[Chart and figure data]
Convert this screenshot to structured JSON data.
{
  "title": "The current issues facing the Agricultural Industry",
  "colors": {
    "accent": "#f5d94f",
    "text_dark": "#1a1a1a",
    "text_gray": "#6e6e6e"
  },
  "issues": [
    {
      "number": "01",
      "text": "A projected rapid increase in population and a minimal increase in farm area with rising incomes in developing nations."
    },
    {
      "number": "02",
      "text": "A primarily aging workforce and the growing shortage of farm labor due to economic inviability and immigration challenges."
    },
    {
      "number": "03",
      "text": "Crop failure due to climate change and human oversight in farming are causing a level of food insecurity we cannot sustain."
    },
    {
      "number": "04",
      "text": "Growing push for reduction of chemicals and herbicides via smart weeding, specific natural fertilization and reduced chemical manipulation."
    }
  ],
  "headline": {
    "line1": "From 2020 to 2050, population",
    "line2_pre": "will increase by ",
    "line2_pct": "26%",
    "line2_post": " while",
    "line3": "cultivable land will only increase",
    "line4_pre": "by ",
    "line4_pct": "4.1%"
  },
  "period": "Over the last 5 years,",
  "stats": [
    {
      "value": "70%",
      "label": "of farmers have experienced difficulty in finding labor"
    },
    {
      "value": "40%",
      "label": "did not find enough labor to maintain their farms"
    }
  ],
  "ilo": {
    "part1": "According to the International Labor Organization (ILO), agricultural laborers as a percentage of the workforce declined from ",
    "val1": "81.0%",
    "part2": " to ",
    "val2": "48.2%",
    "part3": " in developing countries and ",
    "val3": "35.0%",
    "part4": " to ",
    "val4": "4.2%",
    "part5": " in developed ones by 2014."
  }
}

_BRIEF_:
Write every entry out again exactly.

_ANSWER TO THIS TASK_:
Convert this screenshot to structured JSON data.
{
  "title": "The current issues facing the Agricultural Industry",
  "colors": {
    "accent": "#f5d94f",
    "text_dark": "#1a1a1a",
    "text_gray": "#6e6e6e"
  },
  "issues": [
    {
      "number": "01",
      "text": "A projected rapid increase in population and a minimal increase in farm area with rising incomes in developing nations."
    },
    {
      "number": "02",
      "text": "A primarily aging workforce and the growing shortage of farm labor due to economic inviability and immigration challenges."
    },
    {
      "number": "03",
      "text": "Crop failure due to climate change and human oversight in farming are causing a level of food insecurity we cannot sustain."
    },
    {
      "number": "04",
      "text": "Growing push for reduction of chemicals and herbicides via smart weeding, specific natural fertilization and reduced chemical manipulation."
    }
  ],
  "headline": {
    "line1": "From 2020 to 2050, population",
    "line2_pre": "will increase by ",
    "line2_pct": "26%",
    "line2_post": " while",
    "line3": "cultivable land will only increase",
    "line4_pre": "by ",
    "line4_pct": "4.1%"
  },
  "period": "Over the last 5 years,",
  "stats": [
    {
      "value": "70%",
      "label": "of farmers have experienced difficulty in finding labor"
    },
    {
      "value": "40%",
      "label": "did not find enough labor to maintain their farms"
    }
  ],
  "ilo": {
    "part1": "According to the International Labor Organization (ILO), agricultural laborers as a percentage of the workforce declined from ",
    "val1": "81.0%",
    "part2": " to ",
    "val2": "48.2%",
    "part3": " in developing countries and ",
    "val3": "35.0%",
    "part4": " to ",
    "val4": "4.2%",
    "part5": " in developed ones by 2014."
  }
}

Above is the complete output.